Exercise requirements = Print out every record exactly as it appears.

━━━━

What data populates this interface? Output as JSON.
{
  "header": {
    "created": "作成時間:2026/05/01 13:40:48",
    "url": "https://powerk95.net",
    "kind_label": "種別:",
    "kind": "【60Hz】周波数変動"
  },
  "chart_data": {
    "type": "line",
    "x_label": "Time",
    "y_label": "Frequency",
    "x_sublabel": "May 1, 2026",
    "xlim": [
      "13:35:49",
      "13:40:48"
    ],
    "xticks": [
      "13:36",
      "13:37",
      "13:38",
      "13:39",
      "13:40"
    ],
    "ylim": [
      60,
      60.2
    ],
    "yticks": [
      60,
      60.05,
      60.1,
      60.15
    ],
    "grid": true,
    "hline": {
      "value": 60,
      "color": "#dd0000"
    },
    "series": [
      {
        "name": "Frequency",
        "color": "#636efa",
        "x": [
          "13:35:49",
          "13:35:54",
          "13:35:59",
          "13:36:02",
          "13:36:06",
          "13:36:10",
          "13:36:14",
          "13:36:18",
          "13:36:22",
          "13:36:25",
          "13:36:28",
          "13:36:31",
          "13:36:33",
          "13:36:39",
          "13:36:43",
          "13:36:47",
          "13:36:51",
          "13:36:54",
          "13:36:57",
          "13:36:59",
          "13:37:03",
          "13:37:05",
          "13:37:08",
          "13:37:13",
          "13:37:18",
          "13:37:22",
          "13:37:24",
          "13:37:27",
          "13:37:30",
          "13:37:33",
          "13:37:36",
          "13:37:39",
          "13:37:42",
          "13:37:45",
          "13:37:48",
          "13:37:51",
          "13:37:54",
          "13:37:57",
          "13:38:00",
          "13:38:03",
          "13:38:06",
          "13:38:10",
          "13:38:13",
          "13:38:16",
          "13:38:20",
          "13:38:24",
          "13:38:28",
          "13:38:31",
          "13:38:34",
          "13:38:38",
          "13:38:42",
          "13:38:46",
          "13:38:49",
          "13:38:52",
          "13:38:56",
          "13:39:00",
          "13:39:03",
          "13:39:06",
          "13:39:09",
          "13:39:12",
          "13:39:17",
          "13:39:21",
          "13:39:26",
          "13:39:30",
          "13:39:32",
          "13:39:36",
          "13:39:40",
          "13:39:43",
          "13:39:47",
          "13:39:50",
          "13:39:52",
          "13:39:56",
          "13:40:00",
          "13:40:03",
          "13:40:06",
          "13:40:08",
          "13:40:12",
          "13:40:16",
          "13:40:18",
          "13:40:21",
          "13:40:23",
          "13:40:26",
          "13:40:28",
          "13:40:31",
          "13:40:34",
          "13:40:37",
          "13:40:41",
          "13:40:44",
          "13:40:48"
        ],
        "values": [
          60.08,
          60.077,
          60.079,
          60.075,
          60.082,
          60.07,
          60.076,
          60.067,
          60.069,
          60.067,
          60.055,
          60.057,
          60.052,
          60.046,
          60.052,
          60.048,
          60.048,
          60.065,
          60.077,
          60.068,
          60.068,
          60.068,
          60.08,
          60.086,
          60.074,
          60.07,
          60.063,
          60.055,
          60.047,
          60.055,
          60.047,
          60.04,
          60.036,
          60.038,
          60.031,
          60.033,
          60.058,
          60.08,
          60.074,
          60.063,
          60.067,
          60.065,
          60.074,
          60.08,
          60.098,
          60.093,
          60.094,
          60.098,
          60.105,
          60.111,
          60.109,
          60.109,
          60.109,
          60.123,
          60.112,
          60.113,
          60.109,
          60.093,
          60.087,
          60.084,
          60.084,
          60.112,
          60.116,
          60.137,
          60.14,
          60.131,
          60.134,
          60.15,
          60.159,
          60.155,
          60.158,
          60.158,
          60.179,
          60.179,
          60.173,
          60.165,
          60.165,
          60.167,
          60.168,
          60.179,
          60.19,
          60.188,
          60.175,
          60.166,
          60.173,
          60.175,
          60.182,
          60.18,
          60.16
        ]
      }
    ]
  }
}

━━━━

Solution below =
What data populates this interface? Output as JSON.
{
  "header": {
    "created": "作成時間:2026/05/01 13:40:48",
    "url": "https://powerk95.net",
    "kind_label": "種別:",
    "kind": "【60Hz】周波数変動"
  },
  "chart_data": {
    "type": "line",
    "x_label": "Time",
    "y_label": "Frequency",
    "x_sublabel": "May 1, 2026",
    "xlim": [
      "13:35:49",
      "13:40:48"
    ],
    "xticks": [
      "13:36",
      "13:37",
      "13:38",
      "13:39",
      "13:40"
    ],
    "ylim": [
      60,
      60.2
    ],
    "yticks": [
      60,
      60.05,
      60.1,
      60.15
    ],
    "grid": true,
    "hline": {
      "value": 60,
      "color": "#dd0000"
    },
    "series": [
      {
        "name": "Frequency",
        "color": "#636efa",
        "x": [
          "13:35:49",
          "13:35:54",
          "13:35:59",
          "13:36:02",
          "13:36:06",
          "13:36:10",
          "13:36:14",
          "13:36:18",
          "13:36:22",
          "13:36:25",
          "13:36:28",
          "13:36:31",
          "13:36:33",
          "13:36:39",
          "13:36:43",
          "13:36:47",
          "13:36:51",
          "13:36:54",
          "13:36:57",
          "13:36:59",
          "13:37:03",
          "13:37:05",
          "13:37:08",
          "13:37:13",
          "13:37:18",
          "13:37:22",
          "13:37:24",
          "13:37:27",
          "13:37:30",
          "13:37:33",
          "13:37:36",
          "13:37:39",
          "13:37:42",
          "13:37:45",
          "13:37:48",
          "13:37:51",
          "13:37:54",
          "13:37:57",
          "13:38:00",
          "13:38:03",
          "13:38:06",
          "13:38:10",
          "13:38:13",
          "13:38:16",
          "13:38:20",
          "13:38:24",
          "13:38:28",
          "13:38:31",
          "13:38:34",
          "13:38:38",
          "13:38:42",
          "13:38:46",
          "13:38:49",
          "13:38:52",
          "13:38:56",
          "13:39:00",
          "13:39:03",
          "13:39:06",
          "13:39:09",
          "13:39:12",
          "13:39:17",
          "13:39:21",
          "13:39:26",
          "13:39:30",
          "13:39:32",
          "13:39:36",
          "13:39:40",
          "13:39:43",
          "13:39:47",
          "13:39:50",
          "13:39:52",
          "13:39:56",
          "13:40:00",
          "13:40:03",
          "13:40:06",
          "13:40:08",
          "13:40:12",
          "13:40:16",
          "13:40:18",
          "13:40:21",
          "13:40:23",
          "13:40:26",
          "13:40:28",
          "13:40:31",
          "13:40:34",
          "13:40:37",
          "13:40:41",
          "13:40:44",
          "13:40:48"
        ],
        "values": [
          60.08,
          60.077,
          60.079,
          60.075,
          60.082,
          60.07,
          60.076,
          60.067,
          60.069,
          60.067,
          60.055,
          60.057,
          60.052,
          60.046,
          60.052,
          60.048,
          60.048,
          60.065,
          60.077,
          60.068,
          60.068,
          60.068,
          60.08,
          60.086,
          60.074,
          60.07,
          60.063,
          60.055,
          60.047,
          60.055,
          60.047,
          60.04,
          60.036,
          60.038,
          60.031,
          60.033,
          60.058,
          60.08,
          60.074,
          60.063,
          60.067,
          60.065,
          60.074,
          60.08,
          60.098,
          60.093,
          60.094,
          60.098,
          60.105,
          60.111,
          60.109,
          60.109,
          60.109,
          60.123,
          60.112,
          60.113,
          60.109,
          60.093,
          60.087,
          60.084,
          60.084,
          60.112,
          60.116,
          60.137,
          60.14,
          60.131,
          60.134,
          60.15,
          60.159,
          60.155,
          60.158,
          60.158,
          60.179,
          60.179,
          60.173,
          60.165,
          60.165,
          60.167,
          60.168,
          60.179,
          60.19,
          60.188,
          60.175,
          60.166,
          60.173,
          60.175,
          60.182,
          60.18,
          60.16
        ]
      }
    ]
  }
}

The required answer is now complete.